Records shown.
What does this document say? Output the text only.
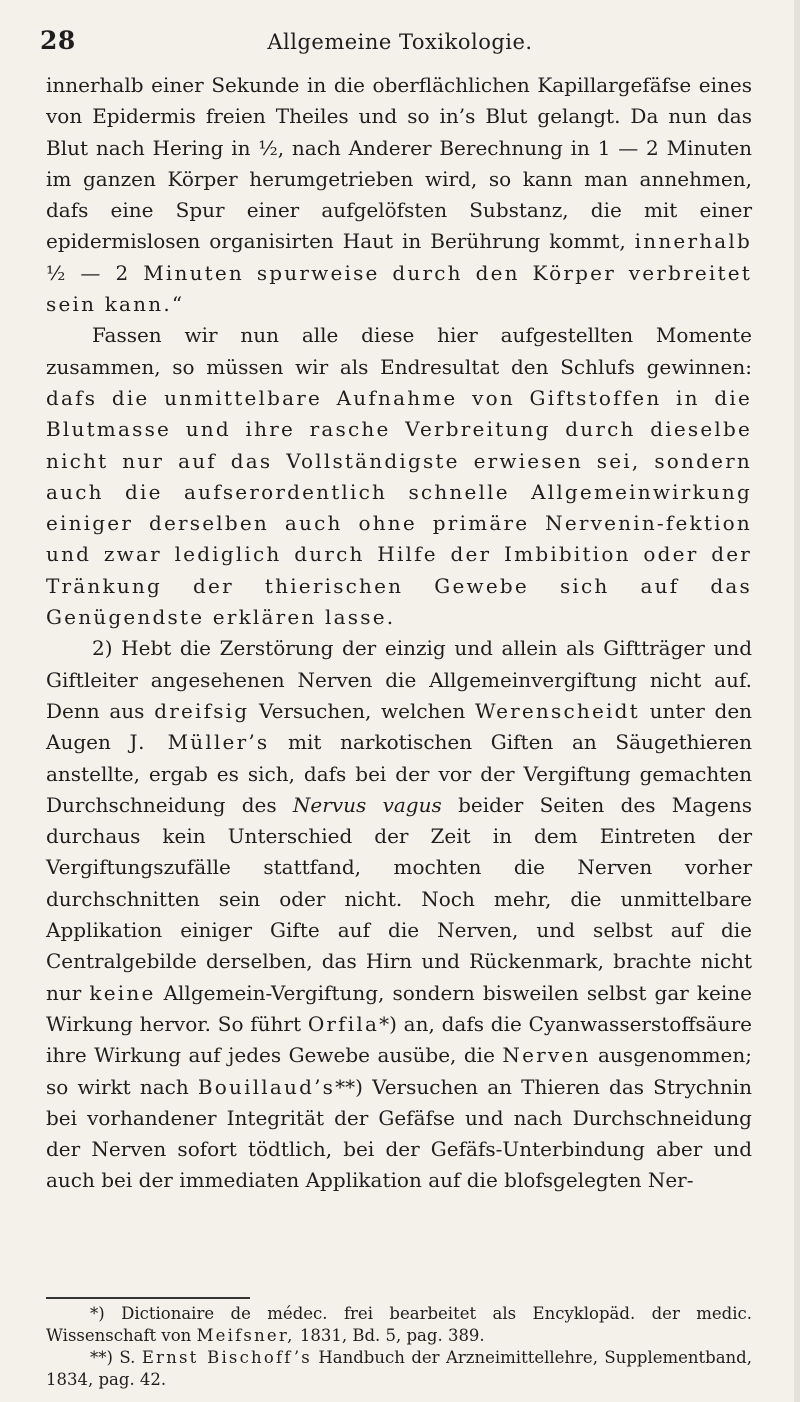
28	Allgemeine Toxikologie.

innerhalb einer Sekunde in die oberflächlichen Kapillargefäfse eines von Epidermis freien Theiles und so in’s Blut gelangt. Da nun das Blut nach Hering in ½, nach Anderer Berechnung in 1 — 2 Minuten im ganzen Körper herumgetrieben wird, so kann man annehmen, dafs eine Spur einer aufgelöfsten Substanz, die mit einer epidermislosen organisirten Haut in Berührung kommt, innerhalb ½ — 2 Minuten spurweise durch den Körper verbreitet sein kann.“

Fassen wir nun alle diese hier aufgestellten Momente zusammen, so müssen wir als Endresultat den Schlufs gewinnen: dafs die unmittelbare Aufnahme von Giftstoffen in die Blutmasse und ihre rasche Verbreitung durch dieselbe nicht nur auf das Vollständigste erwiesen sei, sondern auch die aufserordentlich schnelle Allgemeinwirkung einiger derselben auch ohne primäre Nervenin-fektion und zwar lediglich durch Hilfe der Imbibition oder der Tränkung der thierischen Gewebe sich auf das Genügendste erklären lasse.

2) Hebt die Zerstörung der einzig und allein als Giftträger und Giftleiter angesehenen Nerven die Allgemeinvergiftung nicht auf. Denn aus dreifsig Versuchen, welchen Werenscheidt unter den Augen J. Müller’s mit narkotischen Giften an Säugethieren anstellte, ergab es sich, dafs bei der vor der Vergiftung gemachten Durchschneidung des Nervus vagus beider Seiten des Magens durchaus kein Unterschied der Zeit in dem Eintreten der Vergiftungszufälle stattfand, mochten die Nerven vorher durchschnitten sein oder nicht. Noch mehr, die unmittelbare Applikation einiger Gifte auf die Nerven, und selbst auf die Centralgebilde derselben, das Hirn und Rückenmark, brachte nicht nur keine Allgemein-Vergiftung, sondern bisweilen selbst gar keine Wirkung hervor. So führt Orfila*) an, dafs die Cyanwasserstoffsäure ihre Wirkung auf jedes Gewebe ausübe, die Nerven ausgenommen; so wirkt nach Bouillaud’s**) Versuchen an Thieren das Strychnin bei vorhandener Integrität der Gefäfse und nach Durchschneidung der Nerven sofort tödtlich, bei der Gefäfs-Unterbindung aber und auch bei der immediaten Applikation auf die blofsgelegten Ner-

*) Dictionaire de médec. frei bearbeitet als Encyklopäd. der medic. Wissenschaft von Meifsner, 1831, Bd. 5, pag. 389.

**) S. Ernst Bischoff’s Handbuch der Arzneimittellehre, Supplementband, 1834, pag. 42.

Required work. Everything in the records should be repeated exactly except the images.

The answer.
What does this document say? Output the text only.
28	Allgemeine Toxikologie.

innerhalb einer Sekunde in die oberflächlichen Kapillargefäfse eines von Epidermis freien Theiles und so in’s Blut gelangt. Da nun das Blut nach Hering in ½, nach Anderer Berechnung in 1 — 2 Minuten im ganzen Körper herumgetrieben wird, so kann man annehmen, dafs eine Spur einer aufgelöfsten Substanz, die mit einer epidermislosen organisirten Haut in Berührung kommt, innerhalb ½ — 2 Minuten spurweise durch den Körper verbreitet sein kann.“

Fassen wir nun alle diese hier aufgestellten Momente zusammen, so müssen wir als Endresultat den Schlufs gewinnen: dafs die unmittelbare Aufnahme von Giftstoffen in die Blutmasse und ihre rasche Verbreitung durch dieselbe nicht nur auf das Vollständigste erwiesen sei, sondern auch die aufserordentlich schnelle Allgemeinwirkung einiger derselben auch ohne primäre Nervenin-fektion und zwar lediglich durch Hilfe der Imbibition oder der Tränkung der thierischen Gewebe sich auf das Genügendste erklären lasse.

2) Hebt die Zerstörung der einzig und allein als Giftträger und Giftleiter angesehenen Nerven die Allgemeinvergiftung nicht auf. Denn aus dreifsig Versuchen, welchen Werenscheidt unter den Augen J. Müller’s mit narkotischen Giften an Säugethieren anstellte, ergab es sich, dafs bei der vor der Vergiftung gemachten Durchschneidung des Nervus vagus beider Seiten des Magens durchaus kein Unterschied der Zeit in dem Eintreten der Vergiftungszufälle stattfand, mochten die Nerven vorher durchschnitten sein oder nicht. Noch mehr, die unmittelbare Applikation einiger Gifte auf die Nerven, und selbst auf die Centralgebilde derselben, das Hirn und Rückenmark, brachte nicht nur keine Allgemein-Vergiftung, sondern bisweilen selbst gar keine Wirkung hervor. So führt Orfila*) an, dafs die Cyanwasserstoffsäure ihre Wirkung auf jedes Gewebe ausübe, die Nerven ausgenommen; so wirkt nach Bouillaud’s**) Versuchen an Thieren das Strychnin bei vorhandener Integrität der Gefäfse und nach Durchschneidung der Nerven sofort tödtlich, bei der Gefäfs-Unterbindung aber und auch bei der immediaten Applikation auf die blofsgelegten Ner-

*) Dictionaire de médec. frei bearbeitet als Encyklopäd. der medic. Wissenschaft von Meifsner, 1831, Bd. 5, pag. 389.

**) S. Ernst Bischoff’s Handbuch der Arzneimittellehre, Supplementband, 1834, pag. 42.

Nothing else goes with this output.